◆ **Records shown**

^^^^^^^^^^^^^^^^

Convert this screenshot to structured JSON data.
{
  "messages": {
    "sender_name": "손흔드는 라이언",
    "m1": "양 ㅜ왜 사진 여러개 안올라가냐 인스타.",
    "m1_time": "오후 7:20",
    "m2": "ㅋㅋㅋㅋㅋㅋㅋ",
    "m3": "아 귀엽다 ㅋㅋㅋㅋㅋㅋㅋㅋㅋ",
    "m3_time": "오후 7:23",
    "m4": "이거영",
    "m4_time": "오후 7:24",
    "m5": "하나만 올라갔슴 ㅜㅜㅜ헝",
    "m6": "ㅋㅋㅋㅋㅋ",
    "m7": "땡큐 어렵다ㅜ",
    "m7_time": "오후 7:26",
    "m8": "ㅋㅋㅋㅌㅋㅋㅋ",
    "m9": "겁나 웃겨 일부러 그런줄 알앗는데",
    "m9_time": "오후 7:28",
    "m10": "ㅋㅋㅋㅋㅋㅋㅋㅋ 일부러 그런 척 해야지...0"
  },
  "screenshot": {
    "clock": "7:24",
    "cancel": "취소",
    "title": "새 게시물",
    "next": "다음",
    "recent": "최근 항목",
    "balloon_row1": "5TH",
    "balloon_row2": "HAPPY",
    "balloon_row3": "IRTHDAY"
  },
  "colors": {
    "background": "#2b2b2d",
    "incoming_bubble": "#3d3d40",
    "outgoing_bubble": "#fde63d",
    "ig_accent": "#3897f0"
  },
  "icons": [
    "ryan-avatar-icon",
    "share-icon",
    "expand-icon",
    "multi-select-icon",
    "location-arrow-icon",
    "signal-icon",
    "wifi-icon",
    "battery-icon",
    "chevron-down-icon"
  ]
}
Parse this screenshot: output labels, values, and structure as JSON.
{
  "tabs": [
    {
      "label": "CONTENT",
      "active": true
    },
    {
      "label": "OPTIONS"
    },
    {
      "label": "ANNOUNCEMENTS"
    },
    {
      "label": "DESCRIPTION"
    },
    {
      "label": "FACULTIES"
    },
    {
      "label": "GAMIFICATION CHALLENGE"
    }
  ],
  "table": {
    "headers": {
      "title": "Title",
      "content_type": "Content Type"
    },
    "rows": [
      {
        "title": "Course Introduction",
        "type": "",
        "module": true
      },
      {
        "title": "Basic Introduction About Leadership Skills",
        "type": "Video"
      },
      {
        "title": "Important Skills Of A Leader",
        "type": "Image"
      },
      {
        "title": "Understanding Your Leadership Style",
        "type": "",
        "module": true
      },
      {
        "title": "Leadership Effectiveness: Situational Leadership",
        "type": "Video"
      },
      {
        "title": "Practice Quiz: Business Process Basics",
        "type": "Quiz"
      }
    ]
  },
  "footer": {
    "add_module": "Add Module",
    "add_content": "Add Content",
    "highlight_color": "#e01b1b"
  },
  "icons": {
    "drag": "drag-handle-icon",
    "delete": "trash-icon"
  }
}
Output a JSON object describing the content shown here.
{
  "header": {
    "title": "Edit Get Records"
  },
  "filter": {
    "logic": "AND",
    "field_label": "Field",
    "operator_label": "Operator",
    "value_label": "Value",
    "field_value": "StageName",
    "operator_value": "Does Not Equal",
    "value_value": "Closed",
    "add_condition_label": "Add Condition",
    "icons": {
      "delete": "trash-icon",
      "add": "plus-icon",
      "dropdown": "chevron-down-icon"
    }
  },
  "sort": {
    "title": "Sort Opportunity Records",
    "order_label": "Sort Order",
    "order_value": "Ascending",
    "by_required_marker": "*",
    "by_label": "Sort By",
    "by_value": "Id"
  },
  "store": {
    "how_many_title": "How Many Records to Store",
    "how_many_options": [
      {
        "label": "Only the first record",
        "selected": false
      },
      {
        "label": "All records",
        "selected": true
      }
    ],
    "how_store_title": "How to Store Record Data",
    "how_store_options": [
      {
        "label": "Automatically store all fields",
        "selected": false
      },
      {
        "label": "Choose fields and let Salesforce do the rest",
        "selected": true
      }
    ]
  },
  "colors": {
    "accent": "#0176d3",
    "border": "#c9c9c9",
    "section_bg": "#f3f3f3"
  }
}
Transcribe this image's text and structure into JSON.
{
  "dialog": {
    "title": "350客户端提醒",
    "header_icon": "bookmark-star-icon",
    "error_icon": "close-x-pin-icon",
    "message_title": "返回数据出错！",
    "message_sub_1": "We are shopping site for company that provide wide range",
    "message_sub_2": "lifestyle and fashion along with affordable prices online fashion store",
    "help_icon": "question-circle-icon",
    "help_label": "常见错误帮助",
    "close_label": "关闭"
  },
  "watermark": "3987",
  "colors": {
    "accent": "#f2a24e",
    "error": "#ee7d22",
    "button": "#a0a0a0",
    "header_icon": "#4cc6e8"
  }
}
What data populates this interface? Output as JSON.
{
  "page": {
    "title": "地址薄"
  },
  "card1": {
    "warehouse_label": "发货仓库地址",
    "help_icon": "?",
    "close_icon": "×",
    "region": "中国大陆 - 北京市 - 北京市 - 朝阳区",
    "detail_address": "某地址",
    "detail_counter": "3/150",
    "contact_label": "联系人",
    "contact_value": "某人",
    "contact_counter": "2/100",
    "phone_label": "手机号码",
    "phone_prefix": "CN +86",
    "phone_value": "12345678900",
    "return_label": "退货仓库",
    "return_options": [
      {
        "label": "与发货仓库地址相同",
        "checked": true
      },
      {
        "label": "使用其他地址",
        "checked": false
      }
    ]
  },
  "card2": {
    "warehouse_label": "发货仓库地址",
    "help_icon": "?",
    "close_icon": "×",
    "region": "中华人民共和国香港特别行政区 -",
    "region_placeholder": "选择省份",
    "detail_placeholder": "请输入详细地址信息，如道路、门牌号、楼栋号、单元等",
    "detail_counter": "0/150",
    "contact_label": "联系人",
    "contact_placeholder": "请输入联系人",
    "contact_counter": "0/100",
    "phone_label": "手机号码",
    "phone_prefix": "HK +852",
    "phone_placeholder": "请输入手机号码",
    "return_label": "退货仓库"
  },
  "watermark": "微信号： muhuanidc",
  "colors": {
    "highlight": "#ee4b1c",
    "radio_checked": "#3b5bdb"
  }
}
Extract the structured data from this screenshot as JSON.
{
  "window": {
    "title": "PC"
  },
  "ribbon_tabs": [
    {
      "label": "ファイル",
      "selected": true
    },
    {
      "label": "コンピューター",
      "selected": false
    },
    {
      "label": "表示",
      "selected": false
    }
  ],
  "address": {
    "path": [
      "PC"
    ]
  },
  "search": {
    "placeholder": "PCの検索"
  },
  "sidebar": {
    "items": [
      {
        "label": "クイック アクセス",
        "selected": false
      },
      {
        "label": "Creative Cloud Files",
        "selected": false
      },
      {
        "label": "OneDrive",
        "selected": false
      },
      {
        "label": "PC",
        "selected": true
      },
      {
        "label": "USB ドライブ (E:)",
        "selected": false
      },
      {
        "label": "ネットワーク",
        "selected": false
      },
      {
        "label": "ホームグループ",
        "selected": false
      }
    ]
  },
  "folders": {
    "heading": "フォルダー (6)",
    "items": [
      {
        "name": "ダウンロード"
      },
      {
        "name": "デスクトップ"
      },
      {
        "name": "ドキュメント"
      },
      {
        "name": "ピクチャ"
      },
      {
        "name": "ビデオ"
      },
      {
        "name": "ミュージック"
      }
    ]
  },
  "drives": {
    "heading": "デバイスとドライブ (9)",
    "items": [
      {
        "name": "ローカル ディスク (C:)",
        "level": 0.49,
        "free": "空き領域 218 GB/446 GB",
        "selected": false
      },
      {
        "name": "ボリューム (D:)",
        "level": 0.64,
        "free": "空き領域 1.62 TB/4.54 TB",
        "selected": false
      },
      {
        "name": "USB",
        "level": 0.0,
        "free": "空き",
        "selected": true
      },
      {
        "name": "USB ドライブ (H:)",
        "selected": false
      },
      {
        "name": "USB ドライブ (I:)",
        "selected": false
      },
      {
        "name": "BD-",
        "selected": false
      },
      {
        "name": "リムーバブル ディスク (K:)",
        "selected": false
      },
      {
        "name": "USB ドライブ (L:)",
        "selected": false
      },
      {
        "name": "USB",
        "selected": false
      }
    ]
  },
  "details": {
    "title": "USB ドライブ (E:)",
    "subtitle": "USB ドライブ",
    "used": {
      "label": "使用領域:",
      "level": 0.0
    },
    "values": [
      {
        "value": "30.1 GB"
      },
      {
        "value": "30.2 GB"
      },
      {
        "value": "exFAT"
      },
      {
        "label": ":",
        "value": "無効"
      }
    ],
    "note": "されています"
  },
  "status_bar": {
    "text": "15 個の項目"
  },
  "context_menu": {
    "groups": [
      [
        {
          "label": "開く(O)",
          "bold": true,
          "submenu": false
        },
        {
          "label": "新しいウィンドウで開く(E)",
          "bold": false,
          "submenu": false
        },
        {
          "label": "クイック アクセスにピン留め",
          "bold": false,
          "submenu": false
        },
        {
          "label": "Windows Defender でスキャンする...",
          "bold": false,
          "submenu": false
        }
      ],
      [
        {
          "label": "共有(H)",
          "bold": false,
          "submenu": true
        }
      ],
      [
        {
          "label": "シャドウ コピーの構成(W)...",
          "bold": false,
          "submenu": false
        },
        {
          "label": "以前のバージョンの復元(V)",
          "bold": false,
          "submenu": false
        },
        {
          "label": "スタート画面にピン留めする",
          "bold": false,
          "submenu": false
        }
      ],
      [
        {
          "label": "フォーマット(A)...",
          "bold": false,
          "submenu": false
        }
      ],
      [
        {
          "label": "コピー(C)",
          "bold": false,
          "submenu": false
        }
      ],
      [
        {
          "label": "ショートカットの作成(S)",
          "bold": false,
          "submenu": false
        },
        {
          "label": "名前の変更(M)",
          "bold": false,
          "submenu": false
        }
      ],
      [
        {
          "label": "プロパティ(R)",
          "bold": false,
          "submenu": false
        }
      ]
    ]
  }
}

^^^^^^^^^^^^^^^^

Determine how many lines of this listing contain "free", and give only the number.

◆ **Task answer**
3